## Exercise aim
Return the count of lines with the string "name" in them, and nothing else.

## Provided records
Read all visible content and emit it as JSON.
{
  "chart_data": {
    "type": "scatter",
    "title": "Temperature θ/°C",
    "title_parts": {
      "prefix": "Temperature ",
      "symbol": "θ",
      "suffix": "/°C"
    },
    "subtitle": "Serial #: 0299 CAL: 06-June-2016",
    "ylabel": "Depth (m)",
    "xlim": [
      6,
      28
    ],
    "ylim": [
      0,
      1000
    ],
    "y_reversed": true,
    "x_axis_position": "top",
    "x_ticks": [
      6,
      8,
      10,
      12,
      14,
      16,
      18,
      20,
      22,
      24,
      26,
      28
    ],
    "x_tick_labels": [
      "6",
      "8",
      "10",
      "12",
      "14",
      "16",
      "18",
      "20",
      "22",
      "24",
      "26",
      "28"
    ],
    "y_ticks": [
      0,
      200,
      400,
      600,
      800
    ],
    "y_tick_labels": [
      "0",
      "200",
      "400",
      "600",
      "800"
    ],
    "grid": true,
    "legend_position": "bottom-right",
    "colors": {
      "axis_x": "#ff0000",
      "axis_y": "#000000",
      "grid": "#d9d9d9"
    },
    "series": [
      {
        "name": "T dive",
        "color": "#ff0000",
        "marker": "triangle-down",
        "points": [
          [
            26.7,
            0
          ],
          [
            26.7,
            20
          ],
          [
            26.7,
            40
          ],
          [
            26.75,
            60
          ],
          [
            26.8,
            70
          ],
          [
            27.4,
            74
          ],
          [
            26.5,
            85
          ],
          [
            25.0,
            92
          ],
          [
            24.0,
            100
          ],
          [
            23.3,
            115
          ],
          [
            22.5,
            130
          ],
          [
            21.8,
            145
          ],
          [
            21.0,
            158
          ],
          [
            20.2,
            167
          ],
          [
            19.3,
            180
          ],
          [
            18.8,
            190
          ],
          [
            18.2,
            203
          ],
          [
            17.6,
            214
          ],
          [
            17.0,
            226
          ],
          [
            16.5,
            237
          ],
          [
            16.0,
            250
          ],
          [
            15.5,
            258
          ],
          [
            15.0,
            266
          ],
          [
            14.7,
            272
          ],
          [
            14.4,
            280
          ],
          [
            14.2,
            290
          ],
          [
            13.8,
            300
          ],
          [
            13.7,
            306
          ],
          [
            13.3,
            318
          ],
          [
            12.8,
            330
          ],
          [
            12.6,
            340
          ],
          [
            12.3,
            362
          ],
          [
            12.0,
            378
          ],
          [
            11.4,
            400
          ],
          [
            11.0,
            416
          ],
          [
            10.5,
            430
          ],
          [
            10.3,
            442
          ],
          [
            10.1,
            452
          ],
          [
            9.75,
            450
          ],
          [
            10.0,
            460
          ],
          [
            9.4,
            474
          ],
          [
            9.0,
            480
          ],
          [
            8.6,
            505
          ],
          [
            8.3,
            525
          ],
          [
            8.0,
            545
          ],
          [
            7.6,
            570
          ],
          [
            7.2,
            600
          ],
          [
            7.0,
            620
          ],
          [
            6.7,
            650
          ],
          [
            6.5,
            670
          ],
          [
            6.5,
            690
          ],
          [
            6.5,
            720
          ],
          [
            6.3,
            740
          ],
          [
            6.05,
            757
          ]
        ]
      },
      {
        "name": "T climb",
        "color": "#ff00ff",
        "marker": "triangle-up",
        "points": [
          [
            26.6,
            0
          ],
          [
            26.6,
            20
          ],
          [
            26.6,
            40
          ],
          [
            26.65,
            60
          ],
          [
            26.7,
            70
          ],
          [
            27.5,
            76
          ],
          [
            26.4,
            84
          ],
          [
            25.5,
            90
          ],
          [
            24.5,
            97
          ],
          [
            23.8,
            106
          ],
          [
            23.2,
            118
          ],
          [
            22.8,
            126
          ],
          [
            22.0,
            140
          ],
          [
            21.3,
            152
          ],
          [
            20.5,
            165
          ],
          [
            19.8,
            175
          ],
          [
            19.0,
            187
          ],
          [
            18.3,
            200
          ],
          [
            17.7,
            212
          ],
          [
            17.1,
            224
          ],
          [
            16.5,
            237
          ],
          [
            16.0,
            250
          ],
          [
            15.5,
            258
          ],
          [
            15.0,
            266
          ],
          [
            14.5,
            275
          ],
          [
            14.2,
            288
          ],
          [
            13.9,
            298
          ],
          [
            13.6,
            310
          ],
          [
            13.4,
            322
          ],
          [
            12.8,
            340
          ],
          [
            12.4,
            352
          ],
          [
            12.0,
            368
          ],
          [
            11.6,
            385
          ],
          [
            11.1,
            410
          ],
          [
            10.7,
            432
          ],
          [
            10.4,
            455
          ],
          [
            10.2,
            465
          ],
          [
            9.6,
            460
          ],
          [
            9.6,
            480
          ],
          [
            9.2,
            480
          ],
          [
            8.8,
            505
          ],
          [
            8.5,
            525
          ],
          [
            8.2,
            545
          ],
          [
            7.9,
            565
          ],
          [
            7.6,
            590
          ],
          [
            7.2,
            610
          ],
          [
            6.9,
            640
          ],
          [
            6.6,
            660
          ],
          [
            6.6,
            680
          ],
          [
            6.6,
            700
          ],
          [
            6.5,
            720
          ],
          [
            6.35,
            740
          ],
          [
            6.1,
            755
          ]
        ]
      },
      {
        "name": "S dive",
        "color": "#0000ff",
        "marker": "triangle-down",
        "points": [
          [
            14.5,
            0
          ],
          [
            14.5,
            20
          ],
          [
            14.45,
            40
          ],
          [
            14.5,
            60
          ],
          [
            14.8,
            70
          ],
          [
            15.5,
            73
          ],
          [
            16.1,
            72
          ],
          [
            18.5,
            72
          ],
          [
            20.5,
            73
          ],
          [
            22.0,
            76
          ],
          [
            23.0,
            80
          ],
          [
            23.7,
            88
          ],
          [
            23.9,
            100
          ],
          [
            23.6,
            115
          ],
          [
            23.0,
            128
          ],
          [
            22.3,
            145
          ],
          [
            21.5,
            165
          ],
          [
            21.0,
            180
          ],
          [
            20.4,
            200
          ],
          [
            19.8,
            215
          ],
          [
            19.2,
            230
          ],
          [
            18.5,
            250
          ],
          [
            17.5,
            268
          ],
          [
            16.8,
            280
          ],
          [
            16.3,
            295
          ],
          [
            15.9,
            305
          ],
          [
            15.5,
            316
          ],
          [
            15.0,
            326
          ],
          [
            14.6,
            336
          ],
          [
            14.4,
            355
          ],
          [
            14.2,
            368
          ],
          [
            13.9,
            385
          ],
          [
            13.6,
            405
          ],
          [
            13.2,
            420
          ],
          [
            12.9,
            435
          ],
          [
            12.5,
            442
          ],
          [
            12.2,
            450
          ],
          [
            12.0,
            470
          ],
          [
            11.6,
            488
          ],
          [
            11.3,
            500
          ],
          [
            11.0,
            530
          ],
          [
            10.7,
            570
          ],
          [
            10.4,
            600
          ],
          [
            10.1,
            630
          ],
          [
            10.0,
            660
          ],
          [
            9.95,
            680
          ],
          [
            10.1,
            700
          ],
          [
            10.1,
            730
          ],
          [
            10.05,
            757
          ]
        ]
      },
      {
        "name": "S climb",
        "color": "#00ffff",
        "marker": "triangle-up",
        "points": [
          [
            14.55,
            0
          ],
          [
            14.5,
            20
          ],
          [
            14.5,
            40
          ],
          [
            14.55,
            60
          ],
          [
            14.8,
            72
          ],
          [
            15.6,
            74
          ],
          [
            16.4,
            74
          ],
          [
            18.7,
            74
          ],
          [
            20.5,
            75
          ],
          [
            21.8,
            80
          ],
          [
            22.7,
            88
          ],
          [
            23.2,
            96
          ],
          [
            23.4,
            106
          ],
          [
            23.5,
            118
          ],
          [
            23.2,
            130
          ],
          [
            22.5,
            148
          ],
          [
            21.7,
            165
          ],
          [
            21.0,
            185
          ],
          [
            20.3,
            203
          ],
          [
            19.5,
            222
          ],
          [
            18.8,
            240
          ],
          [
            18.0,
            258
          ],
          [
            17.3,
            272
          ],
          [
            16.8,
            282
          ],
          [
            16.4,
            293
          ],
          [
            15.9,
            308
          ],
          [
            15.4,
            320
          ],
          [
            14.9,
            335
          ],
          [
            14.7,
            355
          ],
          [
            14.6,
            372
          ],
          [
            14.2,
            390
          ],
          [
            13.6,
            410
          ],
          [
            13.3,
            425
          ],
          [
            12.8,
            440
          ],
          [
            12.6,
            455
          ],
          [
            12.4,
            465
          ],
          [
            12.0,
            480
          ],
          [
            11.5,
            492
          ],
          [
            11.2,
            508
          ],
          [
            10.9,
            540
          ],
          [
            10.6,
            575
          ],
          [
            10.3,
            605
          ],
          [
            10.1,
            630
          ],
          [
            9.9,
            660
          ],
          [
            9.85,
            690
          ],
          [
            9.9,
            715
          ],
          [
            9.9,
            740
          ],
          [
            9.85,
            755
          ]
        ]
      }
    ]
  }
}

## Exercise result
4